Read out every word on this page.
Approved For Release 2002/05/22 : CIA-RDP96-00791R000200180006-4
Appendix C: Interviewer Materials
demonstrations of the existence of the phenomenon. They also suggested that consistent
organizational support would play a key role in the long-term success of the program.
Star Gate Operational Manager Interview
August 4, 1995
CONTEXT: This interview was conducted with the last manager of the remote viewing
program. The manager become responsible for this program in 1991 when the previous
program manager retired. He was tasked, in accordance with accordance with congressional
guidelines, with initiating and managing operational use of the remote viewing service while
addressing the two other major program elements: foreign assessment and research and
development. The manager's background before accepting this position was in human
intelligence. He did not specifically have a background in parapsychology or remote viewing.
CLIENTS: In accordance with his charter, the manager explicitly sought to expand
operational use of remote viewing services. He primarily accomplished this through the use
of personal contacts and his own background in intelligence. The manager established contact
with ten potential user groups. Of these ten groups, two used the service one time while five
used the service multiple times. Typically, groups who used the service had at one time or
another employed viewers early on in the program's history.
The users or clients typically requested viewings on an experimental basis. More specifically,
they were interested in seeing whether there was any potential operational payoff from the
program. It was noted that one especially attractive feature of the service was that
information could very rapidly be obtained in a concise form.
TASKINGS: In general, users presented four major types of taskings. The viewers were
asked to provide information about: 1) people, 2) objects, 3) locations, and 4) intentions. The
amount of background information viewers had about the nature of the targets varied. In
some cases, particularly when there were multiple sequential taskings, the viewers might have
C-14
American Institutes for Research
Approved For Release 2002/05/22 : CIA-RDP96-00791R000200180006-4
--------------------------------
-- WHAT YOU WILL DO --
Faithfully transcribe the whole of the data.

-- CORRECT ANSWER --
Read out every word on this page.
Approved For Release 2002/05/22 : CIA-RDP96-00791R000200180006-4
Appendix C: Interviewer Materials
demonstrations of the existence of the phenomenon. They also suggested that consistent
organizational support would play a key role in the long-term success of the program.
Star Gate Operational Manager Interview
August 4, 1995
CONTEXT: This interview was conducted with the last manager of the remote viewing
program. The manager become responsible for this program in 1991 when the previous
program manager retired. He was tasked, in accordance with accordance with congressional
guidelines, with initiating and managing operational use of the remote viewing service while
addressing the two other major program elements: foreign assessment and research and
development. The manager's background before accepting this position was in human
intelligence. He did not specifically have a background in parapsychology or remote viewing.
CLIENTS: In accordance with his charter, the manager explicitly sought to expand
operational use of remote viewing services. He primarily accomplished this through the use
of personal contacts and his own background in intelligence. The manager established contact
with ten potential user groups. Of these ten groups, two used the service one time while five
used the service multiple times. Typically, groups who used the service had at one time or
another employed viewers early on in the program's history.
The users or clients typically requested viewings on an experimental basis. More specifically,
they were interested in seeing whether there was any potential operational payoff from the
program. It was noted that one especially attractive feature of the service was that
information could very rapidly be obtained in a concise form.
TASKINGS: In general, users presented four major types of taskings. The viewers were
asked to provide information about: 1) people, 2) objects, 3) locations, and 4) intentions. The
amount of background information viewers had about the nature of the targets varied. In
some cases, particularly when there were multiple sequential taskings, the viewers might have
C-14
American Institutes for Research
Approved For Release 2002/05/22 : CIA-RDP96-00791R000200180006-4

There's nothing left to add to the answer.